Written instruction:
Give only the number of lines in the listing below where the string "Eintrittswahrscheinlichkeit" occurs.

Dataset:
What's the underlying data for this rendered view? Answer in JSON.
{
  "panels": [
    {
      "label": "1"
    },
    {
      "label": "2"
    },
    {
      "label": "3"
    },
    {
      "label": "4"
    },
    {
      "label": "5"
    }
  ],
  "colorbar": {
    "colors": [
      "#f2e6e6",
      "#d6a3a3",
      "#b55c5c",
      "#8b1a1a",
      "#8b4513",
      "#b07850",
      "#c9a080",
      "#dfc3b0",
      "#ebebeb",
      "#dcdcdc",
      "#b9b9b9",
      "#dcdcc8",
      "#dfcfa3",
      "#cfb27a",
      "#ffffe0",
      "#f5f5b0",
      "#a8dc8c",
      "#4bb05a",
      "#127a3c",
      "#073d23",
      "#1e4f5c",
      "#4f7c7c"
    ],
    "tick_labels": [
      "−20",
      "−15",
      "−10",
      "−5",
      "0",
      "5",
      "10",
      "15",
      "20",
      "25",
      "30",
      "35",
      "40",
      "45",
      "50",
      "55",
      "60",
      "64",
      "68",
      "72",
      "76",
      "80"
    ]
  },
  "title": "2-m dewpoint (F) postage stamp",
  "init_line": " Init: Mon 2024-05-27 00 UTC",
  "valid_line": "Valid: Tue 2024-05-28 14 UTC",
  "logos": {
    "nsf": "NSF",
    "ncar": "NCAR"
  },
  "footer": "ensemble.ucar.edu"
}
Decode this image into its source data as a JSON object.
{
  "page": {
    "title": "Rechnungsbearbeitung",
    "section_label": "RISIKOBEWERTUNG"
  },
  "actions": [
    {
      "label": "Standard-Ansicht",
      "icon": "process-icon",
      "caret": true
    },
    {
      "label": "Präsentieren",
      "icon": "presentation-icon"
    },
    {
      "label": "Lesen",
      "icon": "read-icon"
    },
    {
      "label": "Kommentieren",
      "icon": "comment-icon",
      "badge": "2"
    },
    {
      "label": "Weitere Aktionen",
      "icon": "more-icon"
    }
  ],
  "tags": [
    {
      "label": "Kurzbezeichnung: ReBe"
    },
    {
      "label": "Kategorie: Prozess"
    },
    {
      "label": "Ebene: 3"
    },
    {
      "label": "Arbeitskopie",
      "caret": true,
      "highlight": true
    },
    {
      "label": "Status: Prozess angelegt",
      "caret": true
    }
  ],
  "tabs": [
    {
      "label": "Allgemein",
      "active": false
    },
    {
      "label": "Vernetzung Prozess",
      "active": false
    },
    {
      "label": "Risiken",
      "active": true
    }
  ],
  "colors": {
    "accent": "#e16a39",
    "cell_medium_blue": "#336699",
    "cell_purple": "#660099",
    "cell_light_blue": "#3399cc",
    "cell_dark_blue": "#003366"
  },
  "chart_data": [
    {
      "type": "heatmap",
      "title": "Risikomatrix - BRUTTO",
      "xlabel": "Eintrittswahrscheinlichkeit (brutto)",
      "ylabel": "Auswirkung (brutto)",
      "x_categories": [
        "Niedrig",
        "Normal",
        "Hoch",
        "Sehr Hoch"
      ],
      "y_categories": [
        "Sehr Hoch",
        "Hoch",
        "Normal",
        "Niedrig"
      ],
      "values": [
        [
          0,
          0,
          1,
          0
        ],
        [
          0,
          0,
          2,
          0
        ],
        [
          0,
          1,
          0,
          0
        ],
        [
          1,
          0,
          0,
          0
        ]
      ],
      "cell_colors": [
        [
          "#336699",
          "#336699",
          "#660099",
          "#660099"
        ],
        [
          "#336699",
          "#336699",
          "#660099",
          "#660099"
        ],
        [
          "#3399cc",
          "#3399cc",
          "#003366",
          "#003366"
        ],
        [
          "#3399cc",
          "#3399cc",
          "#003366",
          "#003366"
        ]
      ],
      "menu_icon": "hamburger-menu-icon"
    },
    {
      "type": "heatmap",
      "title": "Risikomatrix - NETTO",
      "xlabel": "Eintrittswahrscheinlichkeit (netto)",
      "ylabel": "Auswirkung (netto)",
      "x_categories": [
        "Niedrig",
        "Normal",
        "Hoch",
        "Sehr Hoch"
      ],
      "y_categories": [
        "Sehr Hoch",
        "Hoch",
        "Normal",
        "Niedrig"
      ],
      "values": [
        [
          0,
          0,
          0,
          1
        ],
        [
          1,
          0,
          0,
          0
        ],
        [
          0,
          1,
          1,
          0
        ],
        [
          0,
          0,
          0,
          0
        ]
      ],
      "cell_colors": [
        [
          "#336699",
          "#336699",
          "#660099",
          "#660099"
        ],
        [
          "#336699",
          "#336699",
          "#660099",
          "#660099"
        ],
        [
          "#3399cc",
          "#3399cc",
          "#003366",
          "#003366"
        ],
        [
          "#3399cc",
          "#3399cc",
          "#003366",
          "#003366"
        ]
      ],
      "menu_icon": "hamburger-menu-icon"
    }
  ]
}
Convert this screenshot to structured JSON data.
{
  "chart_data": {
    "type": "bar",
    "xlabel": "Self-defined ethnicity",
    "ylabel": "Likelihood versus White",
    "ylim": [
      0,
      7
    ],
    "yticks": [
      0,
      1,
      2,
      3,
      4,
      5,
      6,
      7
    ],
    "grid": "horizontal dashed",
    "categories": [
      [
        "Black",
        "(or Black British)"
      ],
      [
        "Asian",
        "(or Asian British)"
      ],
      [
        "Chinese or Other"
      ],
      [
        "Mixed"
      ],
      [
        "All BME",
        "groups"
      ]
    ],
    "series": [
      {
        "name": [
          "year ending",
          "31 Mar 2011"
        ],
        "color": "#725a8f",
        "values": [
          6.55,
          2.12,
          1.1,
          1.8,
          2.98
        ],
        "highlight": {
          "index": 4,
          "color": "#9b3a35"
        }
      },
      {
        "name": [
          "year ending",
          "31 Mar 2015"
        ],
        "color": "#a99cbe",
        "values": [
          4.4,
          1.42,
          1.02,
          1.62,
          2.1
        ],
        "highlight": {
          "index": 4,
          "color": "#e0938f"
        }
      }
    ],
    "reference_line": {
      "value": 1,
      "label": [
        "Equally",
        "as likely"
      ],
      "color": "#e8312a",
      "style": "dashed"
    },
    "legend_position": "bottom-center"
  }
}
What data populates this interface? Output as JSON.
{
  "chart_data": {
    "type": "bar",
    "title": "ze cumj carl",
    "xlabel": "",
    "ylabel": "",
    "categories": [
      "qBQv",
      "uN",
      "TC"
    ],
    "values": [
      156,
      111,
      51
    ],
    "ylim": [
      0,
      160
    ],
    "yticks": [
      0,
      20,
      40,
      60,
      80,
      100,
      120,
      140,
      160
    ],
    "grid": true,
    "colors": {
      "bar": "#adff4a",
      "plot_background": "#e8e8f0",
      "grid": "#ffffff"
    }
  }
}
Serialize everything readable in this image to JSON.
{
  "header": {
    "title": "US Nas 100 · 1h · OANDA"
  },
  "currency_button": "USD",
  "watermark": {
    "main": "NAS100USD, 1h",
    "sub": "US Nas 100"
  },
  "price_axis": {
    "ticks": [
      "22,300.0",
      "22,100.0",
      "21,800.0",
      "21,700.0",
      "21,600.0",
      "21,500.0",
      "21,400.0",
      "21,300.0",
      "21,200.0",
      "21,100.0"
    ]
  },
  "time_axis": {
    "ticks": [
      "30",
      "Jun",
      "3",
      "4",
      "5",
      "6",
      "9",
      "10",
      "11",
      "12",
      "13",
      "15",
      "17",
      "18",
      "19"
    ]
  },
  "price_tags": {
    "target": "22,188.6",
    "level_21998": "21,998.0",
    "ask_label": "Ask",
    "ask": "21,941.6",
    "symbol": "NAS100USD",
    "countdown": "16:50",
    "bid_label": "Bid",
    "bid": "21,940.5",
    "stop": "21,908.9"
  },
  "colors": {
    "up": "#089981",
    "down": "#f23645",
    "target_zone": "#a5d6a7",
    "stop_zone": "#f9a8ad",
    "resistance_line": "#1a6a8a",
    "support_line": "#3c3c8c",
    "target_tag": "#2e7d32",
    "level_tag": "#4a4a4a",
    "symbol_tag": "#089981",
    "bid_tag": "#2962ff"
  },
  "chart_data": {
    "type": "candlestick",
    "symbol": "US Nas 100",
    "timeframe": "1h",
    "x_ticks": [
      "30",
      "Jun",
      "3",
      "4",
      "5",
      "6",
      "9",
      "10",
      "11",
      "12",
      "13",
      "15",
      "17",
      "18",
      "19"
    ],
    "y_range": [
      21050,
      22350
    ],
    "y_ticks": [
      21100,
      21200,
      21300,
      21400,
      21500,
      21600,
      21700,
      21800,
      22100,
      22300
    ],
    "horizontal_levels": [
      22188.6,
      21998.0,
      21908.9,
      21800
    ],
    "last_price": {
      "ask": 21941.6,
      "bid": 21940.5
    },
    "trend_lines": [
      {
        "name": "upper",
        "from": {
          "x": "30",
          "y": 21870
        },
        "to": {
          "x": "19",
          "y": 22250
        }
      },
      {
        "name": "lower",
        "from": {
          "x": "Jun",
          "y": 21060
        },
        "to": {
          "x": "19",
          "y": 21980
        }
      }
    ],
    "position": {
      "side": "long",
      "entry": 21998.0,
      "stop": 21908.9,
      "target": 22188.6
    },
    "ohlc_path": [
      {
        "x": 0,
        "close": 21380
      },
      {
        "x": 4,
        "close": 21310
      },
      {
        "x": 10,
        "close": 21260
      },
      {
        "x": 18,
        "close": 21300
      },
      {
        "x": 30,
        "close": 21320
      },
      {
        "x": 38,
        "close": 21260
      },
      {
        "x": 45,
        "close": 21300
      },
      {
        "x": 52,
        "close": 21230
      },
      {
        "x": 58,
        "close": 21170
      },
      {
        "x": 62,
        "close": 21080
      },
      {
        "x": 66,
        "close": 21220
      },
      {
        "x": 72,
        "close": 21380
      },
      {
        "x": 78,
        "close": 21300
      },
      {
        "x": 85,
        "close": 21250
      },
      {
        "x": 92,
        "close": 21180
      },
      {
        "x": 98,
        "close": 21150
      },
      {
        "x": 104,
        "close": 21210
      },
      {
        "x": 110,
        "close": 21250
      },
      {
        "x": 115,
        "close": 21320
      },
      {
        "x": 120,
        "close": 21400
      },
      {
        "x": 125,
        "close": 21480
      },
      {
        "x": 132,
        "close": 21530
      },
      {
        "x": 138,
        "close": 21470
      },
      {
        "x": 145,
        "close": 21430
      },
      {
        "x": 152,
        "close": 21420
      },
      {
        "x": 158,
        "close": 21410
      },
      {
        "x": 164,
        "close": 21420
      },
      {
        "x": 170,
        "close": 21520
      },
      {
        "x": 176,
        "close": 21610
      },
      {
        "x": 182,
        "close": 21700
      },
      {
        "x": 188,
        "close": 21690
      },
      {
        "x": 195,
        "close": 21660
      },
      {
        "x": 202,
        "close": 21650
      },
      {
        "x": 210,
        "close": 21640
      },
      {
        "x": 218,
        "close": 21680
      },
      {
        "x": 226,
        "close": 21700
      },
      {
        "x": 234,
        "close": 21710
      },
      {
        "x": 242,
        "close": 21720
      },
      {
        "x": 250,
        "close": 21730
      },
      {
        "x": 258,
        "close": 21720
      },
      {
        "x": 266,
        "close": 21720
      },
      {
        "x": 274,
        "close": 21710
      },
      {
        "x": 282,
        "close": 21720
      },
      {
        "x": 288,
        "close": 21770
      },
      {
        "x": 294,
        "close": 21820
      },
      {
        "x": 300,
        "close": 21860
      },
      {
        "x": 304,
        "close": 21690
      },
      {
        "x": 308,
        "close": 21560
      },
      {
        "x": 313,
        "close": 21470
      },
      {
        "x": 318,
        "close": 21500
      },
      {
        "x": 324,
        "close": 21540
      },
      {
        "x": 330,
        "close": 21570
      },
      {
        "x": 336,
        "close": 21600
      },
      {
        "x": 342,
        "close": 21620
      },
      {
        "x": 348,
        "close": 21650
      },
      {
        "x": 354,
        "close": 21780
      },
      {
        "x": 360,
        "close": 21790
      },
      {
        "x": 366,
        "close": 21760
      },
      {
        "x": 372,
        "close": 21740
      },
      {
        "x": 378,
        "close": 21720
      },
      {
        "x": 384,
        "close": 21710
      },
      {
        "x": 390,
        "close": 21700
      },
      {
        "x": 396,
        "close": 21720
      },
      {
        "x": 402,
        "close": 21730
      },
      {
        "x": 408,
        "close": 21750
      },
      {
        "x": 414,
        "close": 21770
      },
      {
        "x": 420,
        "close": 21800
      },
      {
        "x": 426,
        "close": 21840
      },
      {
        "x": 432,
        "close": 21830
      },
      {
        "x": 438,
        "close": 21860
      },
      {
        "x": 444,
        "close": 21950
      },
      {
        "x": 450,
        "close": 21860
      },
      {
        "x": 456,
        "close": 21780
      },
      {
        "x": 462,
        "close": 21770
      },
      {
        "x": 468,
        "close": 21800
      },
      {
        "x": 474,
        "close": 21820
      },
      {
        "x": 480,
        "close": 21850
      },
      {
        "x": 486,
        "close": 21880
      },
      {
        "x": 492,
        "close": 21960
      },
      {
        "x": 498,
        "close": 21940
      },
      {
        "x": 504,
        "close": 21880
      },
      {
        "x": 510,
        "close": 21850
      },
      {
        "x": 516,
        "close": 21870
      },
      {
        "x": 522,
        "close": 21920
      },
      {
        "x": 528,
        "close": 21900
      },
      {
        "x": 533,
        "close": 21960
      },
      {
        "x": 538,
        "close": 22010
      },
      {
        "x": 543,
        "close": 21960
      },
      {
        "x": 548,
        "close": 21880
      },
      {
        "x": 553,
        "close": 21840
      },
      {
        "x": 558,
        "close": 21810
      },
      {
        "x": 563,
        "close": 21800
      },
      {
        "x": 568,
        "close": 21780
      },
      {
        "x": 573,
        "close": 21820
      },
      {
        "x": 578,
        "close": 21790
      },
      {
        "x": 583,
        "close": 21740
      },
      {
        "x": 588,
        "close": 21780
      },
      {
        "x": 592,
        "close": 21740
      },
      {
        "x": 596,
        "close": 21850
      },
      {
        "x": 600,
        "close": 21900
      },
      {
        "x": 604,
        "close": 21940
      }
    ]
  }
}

Result:
2